**Problem to solve**. Find the lines holding the string "patient" in the data, then copy all of them.

**Provided records**.
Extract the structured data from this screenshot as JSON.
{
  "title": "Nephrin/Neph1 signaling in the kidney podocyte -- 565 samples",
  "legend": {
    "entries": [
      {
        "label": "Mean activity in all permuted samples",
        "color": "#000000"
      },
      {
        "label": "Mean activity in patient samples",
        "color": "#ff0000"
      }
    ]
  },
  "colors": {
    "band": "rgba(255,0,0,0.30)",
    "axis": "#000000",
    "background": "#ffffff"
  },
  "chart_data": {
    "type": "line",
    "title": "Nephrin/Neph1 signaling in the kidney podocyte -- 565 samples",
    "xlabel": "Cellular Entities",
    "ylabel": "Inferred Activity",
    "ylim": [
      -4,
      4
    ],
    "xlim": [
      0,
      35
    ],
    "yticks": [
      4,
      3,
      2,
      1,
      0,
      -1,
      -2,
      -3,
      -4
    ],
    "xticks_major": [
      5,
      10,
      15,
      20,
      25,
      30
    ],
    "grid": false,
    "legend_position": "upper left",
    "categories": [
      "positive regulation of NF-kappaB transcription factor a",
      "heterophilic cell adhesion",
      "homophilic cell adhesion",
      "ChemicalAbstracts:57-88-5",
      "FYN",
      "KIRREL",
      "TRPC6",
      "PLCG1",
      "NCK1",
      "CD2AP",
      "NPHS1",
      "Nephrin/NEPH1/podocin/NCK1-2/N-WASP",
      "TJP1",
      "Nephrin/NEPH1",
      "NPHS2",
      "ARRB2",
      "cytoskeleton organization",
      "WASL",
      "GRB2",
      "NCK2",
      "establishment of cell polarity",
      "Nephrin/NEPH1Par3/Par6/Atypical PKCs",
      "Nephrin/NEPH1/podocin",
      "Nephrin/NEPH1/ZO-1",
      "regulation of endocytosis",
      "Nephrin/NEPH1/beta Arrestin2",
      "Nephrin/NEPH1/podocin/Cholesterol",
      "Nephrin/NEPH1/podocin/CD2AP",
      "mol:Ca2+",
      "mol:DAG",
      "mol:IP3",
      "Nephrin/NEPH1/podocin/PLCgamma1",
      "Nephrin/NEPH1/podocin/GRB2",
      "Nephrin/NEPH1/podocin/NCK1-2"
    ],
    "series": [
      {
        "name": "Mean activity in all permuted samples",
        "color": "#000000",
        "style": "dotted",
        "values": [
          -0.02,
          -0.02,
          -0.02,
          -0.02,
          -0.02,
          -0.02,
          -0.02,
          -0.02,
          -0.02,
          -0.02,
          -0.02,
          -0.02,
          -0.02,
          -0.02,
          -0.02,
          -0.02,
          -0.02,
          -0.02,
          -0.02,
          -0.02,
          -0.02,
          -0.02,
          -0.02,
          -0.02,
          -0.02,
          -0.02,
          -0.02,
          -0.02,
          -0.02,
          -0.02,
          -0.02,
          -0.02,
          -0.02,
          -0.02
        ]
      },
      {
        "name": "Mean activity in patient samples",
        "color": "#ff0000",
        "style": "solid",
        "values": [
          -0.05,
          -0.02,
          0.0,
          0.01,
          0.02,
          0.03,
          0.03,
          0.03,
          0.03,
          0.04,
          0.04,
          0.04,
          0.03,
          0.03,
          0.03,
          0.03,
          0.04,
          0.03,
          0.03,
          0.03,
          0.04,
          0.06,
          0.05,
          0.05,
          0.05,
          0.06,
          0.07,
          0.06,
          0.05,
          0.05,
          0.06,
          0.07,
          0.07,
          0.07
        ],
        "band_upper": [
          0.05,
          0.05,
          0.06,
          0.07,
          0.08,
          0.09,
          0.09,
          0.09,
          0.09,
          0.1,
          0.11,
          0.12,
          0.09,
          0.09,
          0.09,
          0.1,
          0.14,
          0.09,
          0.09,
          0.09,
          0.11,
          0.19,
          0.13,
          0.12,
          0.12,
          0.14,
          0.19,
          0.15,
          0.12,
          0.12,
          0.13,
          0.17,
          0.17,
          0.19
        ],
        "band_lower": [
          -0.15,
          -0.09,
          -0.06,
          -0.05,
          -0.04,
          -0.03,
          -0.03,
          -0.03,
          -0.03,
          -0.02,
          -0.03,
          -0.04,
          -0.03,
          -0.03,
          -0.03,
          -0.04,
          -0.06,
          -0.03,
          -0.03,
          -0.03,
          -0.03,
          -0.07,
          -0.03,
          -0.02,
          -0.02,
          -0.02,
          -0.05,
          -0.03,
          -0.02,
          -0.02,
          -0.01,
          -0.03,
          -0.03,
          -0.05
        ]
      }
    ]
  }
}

**Exercise response**.
        "label": "Mean activity in patient samples",
        "name": "Mean activity in patient samples",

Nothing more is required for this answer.